Task goal >> Would you retype all of these records exactly?

Rows from a figure dataset >>
○ ○ ○ ○ ○ ○ ○
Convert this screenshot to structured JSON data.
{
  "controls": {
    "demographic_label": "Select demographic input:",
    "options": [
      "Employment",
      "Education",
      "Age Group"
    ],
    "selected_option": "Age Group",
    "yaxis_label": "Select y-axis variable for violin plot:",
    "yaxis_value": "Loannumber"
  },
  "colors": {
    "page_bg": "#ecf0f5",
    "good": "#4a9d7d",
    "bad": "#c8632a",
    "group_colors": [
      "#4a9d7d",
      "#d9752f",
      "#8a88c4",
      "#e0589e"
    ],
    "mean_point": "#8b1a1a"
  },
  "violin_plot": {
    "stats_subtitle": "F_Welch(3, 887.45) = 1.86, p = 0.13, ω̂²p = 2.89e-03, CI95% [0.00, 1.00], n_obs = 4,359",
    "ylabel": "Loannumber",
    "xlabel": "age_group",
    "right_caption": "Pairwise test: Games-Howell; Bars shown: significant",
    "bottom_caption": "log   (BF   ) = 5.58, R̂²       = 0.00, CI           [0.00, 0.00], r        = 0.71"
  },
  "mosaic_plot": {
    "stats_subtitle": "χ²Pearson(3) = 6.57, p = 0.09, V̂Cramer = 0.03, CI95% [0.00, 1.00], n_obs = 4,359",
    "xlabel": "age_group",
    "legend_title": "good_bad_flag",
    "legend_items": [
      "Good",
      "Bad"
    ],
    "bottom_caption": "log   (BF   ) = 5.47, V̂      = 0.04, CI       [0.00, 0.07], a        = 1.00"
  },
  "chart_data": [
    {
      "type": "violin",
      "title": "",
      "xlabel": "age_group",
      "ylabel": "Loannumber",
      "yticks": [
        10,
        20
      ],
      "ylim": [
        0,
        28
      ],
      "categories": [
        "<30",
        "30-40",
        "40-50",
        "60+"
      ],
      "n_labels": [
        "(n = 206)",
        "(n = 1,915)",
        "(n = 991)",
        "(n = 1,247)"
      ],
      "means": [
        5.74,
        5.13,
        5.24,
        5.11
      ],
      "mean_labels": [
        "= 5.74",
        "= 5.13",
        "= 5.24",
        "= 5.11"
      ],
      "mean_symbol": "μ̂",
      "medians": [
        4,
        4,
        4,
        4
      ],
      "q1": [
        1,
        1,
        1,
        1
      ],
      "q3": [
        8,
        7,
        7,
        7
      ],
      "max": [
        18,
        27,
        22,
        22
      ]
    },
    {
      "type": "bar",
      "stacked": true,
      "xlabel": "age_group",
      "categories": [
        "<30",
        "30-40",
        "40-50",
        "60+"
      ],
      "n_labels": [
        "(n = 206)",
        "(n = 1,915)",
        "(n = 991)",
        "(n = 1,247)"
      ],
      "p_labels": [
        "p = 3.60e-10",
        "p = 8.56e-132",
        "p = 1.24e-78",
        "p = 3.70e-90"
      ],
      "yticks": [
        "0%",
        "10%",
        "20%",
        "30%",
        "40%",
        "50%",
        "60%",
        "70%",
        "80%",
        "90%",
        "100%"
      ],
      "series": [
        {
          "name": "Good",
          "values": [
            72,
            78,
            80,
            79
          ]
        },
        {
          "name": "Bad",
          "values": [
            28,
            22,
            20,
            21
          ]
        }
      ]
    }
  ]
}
○ ○ ○ ○ ○ ○ ○
Task solution >>
Convert this screenshot to structured JSON data.
{
  "controls": {
    "demographic_label": "Select demographic input:",
    "options": [
      "Employment",
      "Education",
      "Age Group"
    ],
    "selected_option": "Age Group",
    "yaxis_label": "Select y-axis variable for violin plot:",
    "yaxis_value": "Loannumber"
  },
  "colors": {
    "page_bg": "#ecf0f5",
    "good": "#4a9d7d",
    "bad": "#c8632a",
    "group_colors": [
      "#4a9d7d",
      "#d9752f",
      "#8a88c4",
      "#e0589e"
    ],
    "mean_point": "#8b1a1a"
  },
  "violin_plot": {
    "stats_subtitle": "F_Welch(3, 887.45) = 1.86, p = 0.13, ω̂²p = 2.89e-03, CI95% [0.00, 1.00], n_obs = 4,359",
    "ylabel": "Loannumber",
    "xlabel": "age_group",
    "right_caption": "Pairwise test: Games-Howell; Bars shown: significant",
    "bottom_caption": "log   (BF   ) = 5.58, R̂²       = 0.00, CI           [0.00, 0.00], r        = 0.71"
  },
  "mosaic_plot": {
    "stats_subtitle": "χ²Pearson(3) = 6.57, p = 0.09, V̂Cramer = 0.03, CI95% [0.00, 1.00], n_obs = 4,359",
    "xlabel": "age_group",
    "legend_title": "good_bad_flag",
    "legend_items": [
      "Good",
      "Bad"
    ],
    "bottom_caption": "log   (BF   ) = 5.47, V̂      = 0.04, CI       [0.00, 0.07], a        = 1.00"
  },
  "chart_data": [
    {
      "type": "violin",
      "title": "",
      "xlabel": "age_group",
      "ylabel": "Loannumber",
      "yticks": [
        10,
        20
      ],
      "ylim": [
        0,
        28
      ],
      "categories": [
        "<30",
        "30-40",
        "40-50",
        "60+"
      ],
      "n_labels": [
        "(n = 206)",
        "(n = 1,915)",
        "(n = 991)",
        "(n = 1,247)"
      ],
      "means": [
        5.74,
        5.13,
        5.24,
        5.11
      ],
      "mean_labels": [
        "= 5.74",
        "= 5.13",
        "= 5.24",
        "= 5.11"
      ],
      "mean_symbol": "μ̂",
      "medians": [
        4,
        4,
        4,
        4
      ],
      "q1": [
        1,
        1,
        1,
        1
      ],
      "q3": [
        8,
        7,
        7,
        7
      ],
      "max": [
        18,
        27,
        22,
        22
      ]
    },
    {
      "type": "bar",
      "stacked": true,
      "xlabel": "age_group",
      "categories": [
        "<30",
        "30-40",
        "40-50",
        "60+"
      ],
      "n_labels": [
        "(n = 206)",
        "(n = 1,915)",
        "(n = 991)",
        "(n = 1,247)"
      ],
      "p_labels": [
        "p = 3.60e-10",
        "p = 8.56e-132",
        "p = 1.24e-78",
        "p = 3.70e-90"
      ],
      "yticks": [
        "0%",
        "10%",
        "20%",
        "30%",
        "40%",
        "50%",
        "60%",
        "70%",
        "80%",
        "90%",
        "100%"
      ],
      "series": [
        {
          "name": "Good",
          "values": [
            72,
            78,
            80,
            79
          ]
        },
        {
          "name": "Bad",
          "values": [
            28,
            22,
            20,
            21
          ]
        }
      ]
    }
  ]
}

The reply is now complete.